● **Material supplied**:
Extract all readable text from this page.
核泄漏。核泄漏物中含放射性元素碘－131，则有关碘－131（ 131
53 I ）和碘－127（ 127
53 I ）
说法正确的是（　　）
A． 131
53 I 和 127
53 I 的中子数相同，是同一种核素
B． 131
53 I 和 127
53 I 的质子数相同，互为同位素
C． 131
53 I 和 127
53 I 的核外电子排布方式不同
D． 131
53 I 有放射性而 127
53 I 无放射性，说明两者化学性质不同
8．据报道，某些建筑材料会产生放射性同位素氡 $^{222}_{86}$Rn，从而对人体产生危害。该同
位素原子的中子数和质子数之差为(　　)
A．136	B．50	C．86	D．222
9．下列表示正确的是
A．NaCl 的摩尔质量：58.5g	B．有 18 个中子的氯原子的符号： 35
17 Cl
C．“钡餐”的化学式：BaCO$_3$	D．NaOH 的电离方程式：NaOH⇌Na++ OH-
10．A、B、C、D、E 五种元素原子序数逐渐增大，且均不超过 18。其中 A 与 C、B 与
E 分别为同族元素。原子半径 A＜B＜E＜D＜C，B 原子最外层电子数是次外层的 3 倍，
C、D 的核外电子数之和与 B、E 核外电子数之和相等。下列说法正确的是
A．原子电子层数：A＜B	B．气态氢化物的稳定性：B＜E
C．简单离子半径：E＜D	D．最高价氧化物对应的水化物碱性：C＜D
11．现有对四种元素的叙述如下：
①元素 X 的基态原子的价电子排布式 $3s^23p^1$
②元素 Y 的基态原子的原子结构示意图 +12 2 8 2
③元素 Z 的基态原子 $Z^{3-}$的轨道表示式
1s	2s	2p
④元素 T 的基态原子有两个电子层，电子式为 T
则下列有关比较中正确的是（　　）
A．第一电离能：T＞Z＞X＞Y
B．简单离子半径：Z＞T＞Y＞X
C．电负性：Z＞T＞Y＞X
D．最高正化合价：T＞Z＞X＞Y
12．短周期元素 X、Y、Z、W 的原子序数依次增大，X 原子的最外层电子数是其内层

● **Aim of the exercise**:
Look above for every line with the word "简单离子半径" and copy it.

● **Worked answer**:
C．简单离子半径：E＜D	D．最高价氧化物对应的水化物碱性：C＜D
B．简单离子半径：Z＞T＞Y＞X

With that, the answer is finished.